It is another object of the present invention to provide a conjugate gradient acceleration apparatus using band matrix compression in depth fusion technology capable of providing a band matrix compression method and a band matrix calculation unit for accelerating a conjugate gradient method used when depth fusion is performed.

It is a further object of the present invention to provide a conjugate gradient acceleration apparatus using band matrix compression in depth fusion technology capable of accelerating multiplication between a band matrix and a transposed band matrix and multiplication between the band matrix and a vector through a dual algorithm of converting an adjacency matrix into the band matrix and efficiently accelerating the band matrix.

In accordance with the present invention, the above and other objects can be accomplished by the provision of a conjugate gradient acceleration apparatus using band matrix compression in depth fusion technology, the conjugate gradient acceleration apparatus including a band matrix conversion unit configured to convert an adjacency matrix for correcting depth data acquired from data of an image sensor through deep learning based on depth information acquired from a depth sensor into a band matrix using rows of the adjacency matrix as addresses of query points and columns of the adjacency matrix as the nearest neighbors at the query points, a band matrix compression unit configured to mark an index on each band in order to compress the band matrix converted by the band matrix conversion unit and to compress data in a state of being divided into a predetermined bit band index, predetermined bit nonzero ingredient data, and another predetermined bit nonzero ingredient index, a memory unit configured to store tile data of the band matrix, and a band matrix calculation unit configured to perform computation of the band matrix and a transposed band matrix or computation of a symmetric band matrix with respect to the band matrix and a vector.

The band matrix compression unit may perform compression to remove a value of 0 from matrix ingredients belonging to bands of the band matrix through run-length encoding.

The band matrix calculation unit may perform computation of the band matrix and computation of the transposed band matrix in units of a tile and may reuse data by using a routing register array through outer-product computation between tiles, which multiplies the tiles, without memory access.

### Information given
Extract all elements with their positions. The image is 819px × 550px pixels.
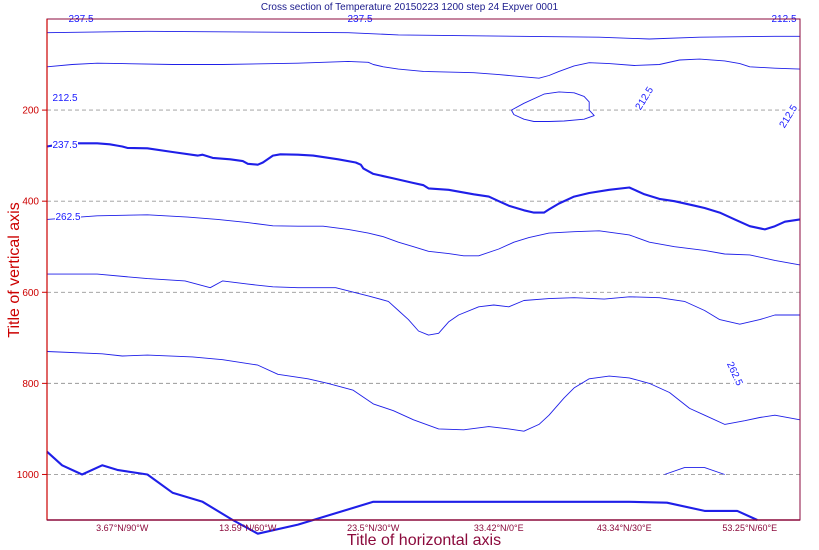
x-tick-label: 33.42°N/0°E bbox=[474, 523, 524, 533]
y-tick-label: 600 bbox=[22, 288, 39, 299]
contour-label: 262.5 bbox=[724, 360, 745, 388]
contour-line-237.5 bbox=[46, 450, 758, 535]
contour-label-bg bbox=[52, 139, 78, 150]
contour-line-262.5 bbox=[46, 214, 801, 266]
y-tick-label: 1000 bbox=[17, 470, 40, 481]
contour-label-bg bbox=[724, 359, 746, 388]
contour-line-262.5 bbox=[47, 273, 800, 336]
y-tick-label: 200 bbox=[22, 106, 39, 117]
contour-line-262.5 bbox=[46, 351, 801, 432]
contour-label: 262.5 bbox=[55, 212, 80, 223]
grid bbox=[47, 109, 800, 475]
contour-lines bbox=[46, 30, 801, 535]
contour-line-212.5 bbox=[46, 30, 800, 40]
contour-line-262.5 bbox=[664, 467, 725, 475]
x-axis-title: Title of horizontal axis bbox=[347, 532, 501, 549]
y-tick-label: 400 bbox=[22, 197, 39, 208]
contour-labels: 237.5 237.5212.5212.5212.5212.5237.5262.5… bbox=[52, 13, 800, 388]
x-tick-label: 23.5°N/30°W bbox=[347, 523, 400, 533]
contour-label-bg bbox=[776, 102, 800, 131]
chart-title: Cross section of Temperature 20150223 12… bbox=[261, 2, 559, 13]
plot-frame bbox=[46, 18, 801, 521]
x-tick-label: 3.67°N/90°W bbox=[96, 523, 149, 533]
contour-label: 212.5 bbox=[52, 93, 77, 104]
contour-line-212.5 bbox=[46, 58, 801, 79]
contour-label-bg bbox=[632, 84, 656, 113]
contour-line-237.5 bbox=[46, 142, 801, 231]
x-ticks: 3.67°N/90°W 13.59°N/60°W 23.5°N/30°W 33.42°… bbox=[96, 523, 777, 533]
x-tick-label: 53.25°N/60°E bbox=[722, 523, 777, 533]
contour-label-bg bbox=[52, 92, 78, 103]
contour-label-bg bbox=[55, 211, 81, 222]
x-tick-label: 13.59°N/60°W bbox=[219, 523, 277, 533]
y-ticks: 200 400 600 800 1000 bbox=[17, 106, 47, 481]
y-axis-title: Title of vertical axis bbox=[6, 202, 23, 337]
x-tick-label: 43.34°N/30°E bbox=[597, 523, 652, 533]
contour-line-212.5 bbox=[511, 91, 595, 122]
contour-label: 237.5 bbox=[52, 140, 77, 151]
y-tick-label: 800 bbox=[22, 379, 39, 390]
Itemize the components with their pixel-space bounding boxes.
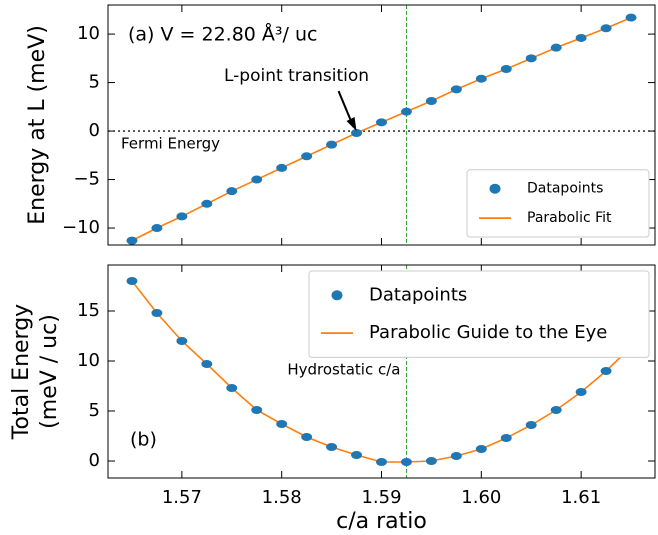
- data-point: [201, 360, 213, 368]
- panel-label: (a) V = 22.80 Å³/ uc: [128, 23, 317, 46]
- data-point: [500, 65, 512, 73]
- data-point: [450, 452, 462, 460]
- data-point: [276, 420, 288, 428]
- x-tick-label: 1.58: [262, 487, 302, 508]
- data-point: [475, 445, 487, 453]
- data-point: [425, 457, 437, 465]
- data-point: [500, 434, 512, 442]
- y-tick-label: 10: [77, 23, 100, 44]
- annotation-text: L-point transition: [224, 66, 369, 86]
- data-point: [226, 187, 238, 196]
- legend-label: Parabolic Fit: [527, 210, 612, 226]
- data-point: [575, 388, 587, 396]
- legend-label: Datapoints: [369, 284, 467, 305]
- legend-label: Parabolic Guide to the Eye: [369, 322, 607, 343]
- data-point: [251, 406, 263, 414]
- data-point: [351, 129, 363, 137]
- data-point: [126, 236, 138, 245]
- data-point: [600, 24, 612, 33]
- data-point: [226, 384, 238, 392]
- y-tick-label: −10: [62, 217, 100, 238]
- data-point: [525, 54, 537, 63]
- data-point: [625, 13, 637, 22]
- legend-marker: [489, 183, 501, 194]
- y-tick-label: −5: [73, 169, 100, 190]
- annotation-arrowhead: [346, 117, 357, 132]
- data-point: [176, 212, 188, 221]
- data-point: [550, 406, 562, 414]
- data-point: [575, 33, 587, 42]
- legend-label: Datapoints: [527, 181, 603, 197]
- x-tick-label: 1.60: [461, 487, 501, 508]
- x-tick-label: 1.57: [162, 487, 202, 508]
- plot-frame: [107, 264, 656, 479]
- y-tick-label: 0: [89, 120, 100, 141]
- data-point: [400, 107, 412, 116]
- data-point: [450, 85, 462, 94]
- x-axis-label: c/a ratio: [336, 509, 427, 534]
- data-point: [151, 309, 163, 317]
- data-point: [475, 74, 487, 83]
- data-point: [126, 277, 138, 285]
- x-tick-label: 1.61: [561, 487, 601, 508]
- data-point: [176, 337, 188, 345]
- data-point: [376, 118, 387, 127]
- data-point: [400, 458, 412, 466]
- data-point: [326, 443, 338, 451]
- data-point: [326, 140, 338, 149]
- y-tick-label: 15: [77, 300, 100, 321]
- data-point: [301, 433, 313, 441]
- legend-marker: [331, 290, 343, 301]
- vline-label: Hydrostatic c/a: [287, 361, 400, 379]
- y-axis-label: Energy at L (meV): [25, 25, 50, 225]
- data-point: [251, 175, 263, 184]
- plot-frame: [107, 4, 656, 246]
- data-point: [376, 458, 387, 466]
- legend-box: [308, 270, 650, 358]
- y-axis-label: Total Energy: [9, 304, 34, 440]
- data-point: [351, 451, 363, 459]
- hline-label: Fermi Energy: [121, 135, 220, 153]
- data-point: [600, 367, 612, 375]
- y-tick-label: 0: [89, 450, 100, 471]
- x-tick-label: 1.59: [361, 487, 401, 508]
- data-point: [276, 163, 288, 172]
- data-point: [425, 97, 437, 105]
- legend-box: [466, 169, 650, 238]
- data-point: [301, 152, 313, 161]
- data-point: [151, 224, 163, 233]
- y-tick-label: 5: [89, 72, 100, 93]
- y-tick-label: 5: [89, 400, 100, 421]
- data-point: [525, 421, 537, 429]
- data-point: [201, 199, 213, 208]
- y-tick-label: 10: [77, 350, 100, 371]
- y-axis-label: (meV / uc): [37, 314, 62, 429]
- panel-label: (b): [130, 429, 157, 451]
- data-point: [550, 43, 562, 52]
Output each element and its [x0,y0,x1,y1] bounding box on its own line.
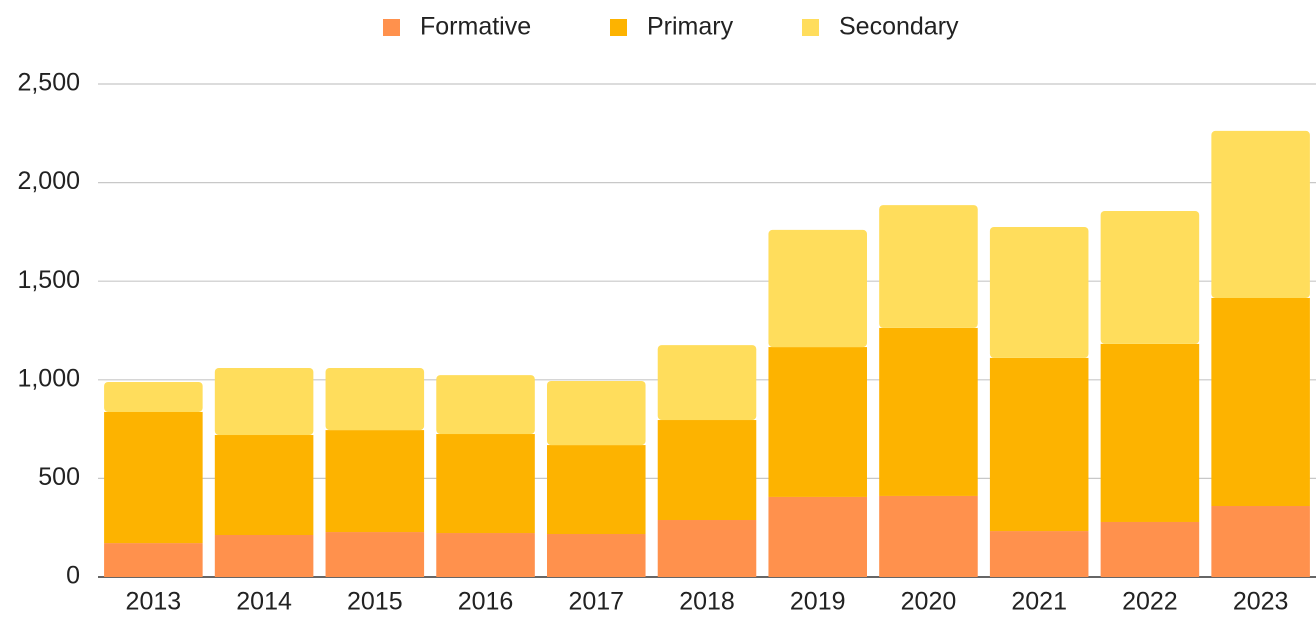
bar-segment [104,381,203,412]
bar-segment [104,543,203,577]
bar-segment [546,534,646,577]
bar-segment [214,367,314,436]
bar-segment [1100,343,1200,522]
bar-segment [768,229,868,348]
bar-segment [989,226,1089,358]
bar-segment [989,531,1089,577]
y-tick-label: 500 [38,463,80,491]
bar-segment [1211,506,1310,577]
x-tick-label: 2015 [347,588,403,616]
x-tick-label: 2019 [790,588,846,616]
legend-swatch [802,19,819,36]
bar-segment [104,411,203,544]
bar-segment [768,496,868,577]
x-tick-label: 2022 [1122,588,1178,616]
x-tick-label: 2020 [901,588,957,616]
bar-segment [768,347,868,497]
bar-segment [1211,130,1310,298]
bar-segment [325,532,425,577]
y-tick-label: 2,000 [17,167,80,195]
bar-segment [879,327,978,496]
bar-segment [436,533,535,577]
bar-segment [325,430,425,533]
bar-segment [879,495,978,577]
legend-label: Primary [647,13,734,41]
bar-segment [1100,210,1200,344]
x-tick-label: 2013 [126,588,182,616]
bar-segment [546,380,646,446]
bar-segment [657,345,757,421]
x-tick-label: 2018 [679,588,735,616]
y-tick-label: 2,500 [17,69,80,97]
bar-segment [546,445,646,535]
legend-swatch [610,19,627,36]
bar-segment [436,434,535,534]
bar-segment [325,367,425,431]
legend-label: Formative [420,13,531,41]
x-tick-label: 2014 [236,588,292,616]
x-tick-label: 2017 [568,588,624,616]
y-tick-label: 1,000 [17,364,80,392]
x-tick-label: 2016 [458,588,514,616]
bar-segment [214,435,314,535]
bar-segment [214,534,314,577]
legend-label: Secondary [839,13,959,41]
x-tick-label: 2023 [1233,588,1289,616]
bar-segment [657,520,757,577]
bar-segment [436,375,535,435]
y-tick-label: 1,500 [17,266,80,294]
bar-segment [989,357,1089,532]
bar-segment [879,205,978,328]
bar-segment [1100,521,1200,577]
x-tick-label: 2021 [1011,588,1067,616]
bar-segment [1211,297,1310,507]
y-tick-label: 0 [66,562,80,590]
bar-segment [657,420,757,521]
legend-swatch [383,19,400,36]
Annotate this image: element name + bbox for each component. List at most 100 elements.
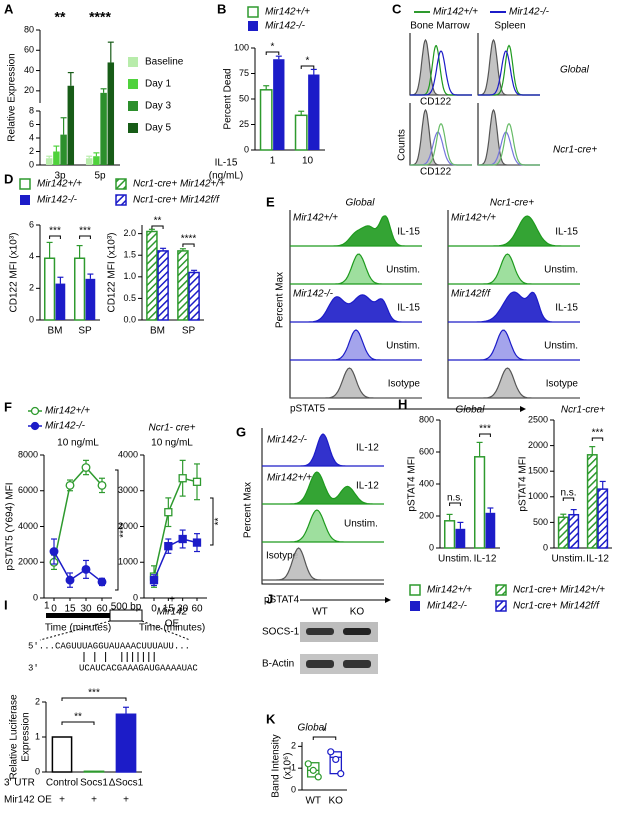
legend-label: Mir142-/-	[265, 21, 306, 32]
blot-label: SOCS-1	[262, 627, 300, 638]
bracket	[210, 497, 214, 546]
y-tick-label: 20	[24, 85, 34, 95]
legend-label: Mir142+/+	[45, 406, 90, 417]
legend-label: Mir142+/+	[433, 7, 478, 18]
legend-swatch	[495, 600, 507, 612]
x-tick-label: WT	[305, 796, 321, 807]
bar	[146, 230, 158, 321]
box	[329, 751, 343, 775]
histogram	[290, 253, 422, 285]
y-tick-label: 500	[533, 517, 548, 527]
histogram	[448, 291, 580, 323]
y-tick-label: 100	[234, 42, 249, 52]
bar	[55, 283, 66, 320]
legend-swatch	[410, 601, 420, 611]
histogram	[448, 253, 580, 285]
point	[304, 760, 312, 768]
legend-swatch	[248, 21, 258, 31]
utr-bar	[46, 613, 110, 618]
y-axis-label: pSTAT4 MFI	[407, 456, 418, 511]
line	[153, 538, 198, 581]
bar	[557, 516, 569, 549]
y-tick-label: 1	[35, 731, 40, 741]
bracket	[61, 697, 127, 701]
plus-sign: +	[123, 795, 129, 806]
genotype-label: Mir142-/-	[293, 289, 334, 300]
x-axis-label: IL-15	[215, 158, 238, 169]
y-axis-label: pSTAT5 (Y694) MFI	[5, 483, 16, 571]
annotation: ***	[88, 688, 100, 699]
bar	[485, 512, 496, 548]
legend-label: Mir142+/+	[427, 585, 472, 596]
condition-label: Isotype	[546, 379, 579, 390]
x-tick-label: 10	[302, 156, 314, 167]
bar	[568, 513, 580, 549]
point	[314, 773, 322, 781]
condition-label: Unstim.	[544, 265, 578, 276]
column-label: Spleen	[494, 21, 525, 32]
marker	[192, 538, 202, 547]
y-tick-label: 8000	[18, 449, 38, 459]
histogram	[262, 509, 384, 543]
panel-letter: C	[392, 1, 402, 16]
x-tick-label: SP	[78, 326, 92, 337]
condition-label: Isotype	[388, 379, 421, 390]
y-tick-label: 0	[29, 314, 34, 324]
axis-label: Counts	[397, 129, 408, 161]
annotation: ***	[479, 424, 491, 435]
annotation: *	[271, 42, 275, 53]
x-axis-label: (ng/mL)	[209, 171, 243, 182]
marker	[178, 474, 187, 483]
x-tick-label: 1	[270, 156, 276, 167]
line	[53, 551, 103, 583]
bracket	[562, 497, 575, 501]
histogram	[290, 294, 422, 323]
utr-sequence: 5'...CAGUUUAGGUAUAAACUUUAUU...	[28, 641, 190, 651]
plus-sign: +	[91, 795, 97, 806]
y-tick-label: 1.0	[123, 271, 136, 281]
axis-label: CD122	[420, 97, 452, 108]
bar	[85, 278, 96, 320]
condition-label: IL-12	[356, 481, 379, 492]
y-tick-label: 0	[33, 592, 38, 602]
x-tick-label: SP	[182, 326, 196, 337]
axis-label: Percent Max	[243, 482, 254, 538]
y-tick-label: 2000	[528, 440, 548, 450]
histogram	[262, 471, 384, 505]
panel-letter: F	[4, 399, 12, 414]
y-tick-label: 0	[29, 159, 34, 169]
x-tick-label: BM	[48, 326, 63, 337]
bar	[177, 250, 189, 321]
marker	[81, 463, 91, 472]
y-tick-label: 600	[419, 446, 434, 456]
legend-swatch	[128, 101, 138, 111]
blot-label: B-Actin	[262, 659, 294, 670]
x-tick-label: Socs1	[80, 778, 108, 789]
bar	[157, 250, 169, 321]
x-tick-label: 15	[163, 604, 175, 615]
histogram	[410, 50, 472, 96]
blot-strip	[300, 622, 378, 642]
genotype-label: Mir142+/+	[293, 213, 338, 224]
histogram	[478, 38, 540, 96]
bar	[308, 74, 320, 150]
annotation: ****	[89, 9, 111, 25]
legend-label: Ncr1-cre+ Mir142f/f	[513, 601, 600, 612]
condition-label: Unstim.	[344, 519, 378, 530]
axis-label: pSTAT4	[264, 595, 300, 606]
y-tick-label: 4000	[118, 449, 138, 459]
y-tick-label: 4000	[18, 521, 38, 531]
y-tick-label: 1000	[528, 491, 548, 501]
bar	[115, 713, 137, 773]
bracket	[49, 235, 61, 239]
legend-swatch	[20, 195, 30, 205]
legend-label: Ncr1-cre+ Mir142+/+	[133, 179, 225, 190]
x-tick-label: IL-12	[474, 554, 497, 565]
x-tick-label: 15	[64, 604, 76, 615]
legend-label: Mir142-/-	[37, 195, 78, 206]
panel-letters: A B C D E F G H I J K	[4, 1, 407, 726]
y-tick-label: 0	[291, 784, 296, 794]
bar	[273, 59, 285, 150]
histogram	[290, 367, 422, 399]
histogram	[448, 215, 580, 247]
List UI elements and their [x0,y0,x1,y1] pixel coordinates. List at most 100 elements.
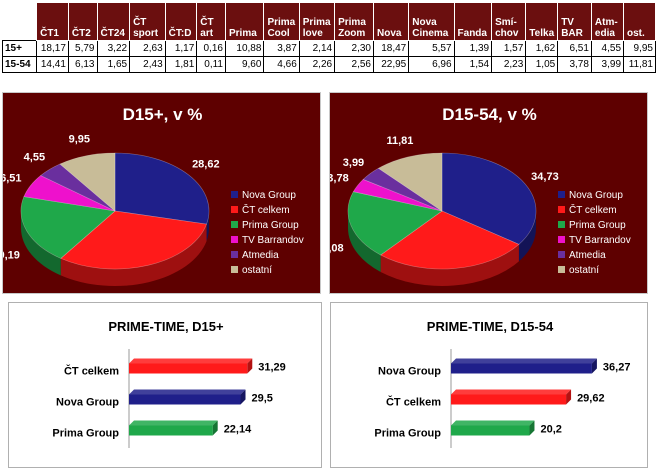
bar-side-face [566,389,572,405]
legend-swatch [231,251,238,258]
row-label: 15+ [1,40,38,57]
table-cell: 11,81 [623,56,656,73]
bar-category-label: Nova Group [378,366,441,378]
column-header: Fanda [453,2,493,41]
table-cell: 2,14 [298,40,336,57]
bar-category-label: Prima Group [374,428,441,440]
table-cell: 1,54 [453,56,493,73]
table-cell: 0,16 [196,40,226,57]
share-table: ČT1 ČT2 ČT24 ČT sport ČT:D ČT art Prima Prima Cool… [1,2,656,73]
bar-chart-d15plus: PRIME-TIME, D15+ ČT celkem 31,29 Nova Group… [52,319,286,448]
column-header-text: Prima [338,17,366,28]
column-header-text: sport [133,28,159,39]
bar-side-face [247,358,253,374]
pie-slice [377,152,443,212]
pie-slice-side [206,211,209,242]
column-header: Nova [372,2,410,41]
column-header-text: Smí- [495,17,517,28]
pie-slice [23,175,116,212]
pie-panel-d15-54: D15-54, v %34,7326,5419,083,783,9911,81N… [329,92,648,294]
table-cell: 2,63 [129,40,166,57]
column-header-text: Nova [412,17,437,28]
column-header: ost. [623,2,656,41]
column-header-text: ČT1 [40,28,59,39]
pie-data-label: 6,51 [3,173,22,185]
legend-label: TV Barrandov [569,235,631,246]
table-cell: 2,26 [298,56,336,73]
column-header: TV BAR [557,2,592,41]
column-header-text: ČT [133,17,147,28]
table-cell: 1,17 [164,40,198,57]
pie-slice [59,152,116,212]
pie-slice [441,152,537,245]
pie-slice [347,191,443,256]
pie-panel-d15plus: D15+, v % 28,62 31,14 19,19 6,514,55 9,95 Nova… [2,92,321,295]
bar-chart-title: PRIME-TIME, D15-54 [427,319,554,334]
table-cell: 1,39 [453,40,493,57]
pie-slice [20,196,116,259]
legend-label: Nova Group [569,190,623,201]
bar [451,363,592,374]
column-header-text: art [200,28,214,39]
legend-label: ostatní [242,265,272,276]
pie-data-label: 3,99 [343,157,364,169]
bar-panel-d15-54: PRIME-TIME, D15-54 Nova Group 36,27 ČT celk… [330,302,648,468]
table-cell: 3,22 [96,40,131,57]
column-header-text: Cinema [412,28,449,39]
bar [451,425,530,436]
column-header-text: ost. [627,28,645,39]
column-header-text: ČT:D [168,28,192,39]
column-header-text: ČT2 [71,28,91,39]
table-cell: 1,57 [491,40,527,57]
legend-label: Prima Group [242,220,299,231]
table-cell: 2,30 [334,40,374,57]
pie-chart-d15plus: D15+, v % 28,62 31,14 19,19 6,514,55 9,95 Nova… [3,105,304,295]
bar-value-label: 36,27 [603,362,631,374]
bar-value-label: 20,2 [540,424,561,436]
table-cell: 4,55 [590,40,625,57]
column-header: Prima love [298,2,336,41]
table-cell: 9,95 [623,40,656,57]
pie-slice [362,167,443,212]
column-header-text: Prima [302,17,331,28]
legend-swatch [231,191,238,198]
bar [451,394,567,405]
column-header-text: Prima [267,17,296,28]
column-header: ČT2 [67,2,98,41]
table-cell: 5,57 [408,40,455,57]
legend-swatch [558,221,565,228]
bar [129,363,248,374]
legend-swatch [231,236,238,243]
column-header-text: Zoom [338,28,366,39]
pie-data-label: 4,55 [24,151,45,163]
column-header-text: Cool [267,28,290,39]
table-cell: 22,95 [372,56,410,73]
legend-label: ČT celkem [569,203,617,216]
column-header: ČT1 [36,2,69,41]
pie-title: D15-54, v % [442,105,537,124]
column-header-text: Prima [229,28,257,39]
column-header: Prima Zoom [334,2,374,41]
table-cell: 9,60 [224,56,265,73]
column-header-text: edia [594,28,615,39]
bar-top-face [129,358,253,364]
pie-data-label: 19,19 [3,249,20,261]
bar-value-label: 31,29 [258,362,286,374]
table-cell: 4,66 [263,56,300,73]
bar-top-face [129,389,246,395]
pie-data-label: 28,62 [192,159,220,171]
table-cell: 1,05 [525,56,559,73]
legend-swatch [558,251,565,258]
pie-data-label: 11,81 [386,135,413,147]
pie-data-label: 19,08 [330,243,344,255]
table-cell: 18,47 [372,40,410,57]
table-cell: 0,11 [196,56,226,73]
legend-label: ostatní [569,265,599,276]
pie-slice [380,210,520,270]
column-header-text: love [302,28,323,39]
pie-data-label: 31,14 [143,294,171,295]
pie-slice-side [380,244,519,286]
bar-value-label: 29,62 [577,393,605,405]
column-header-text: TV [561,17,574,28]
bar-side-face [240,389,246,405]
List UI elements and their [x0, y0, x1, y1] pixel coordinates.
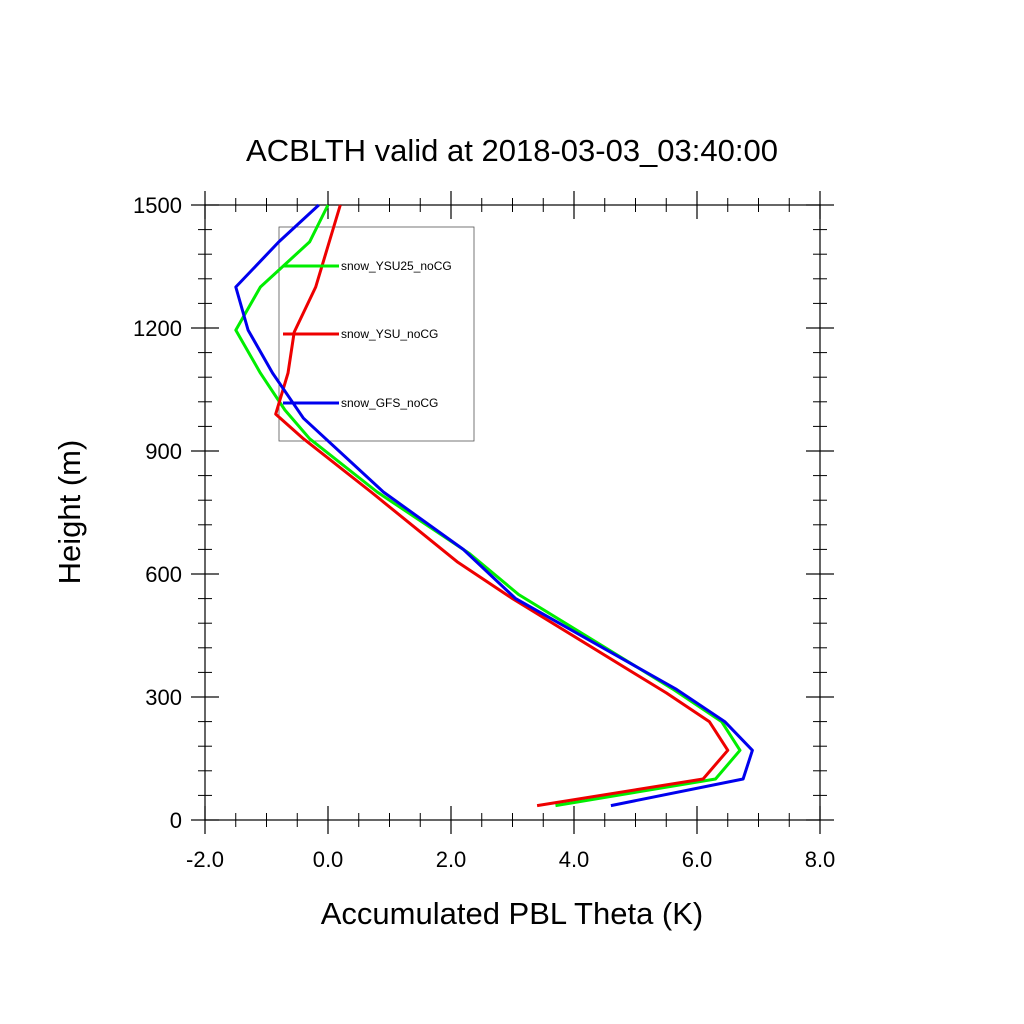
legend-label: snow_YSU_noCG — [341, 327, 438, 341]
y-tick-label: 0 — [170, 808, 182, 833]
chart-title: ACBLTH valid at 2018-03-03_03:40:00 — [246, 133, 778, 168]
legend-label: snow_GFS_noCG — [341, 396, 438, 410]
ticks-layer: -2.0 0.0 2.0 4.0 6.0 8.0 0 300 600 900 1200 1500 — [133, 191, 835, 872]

### Exercise aim
Reproduce the passage on band matrix compression word for word, starting with "It is another" and going on through "the band matrix.".

### Output for this exercise
It is another object of the present invention to provide a conjugate gradient acceleration apparatus using band matrix compression in depth fusion technology capable of providing a band matrix compression method and a band matrix calculation unit for accelerating a conjugate gradient method used when depth fusion is performed.

It is a further object of the present invention to provide a conjugate gradient acceleration apparatus using band matrix compression in depth fusion technology capable of accelerating multiplication between a band matrix and a transposed band matrix and multiplication between the band matrix and a vector through a dual algorithm of converting an adjacency matrix into the band matrix and efficiently accelerating the band matrix.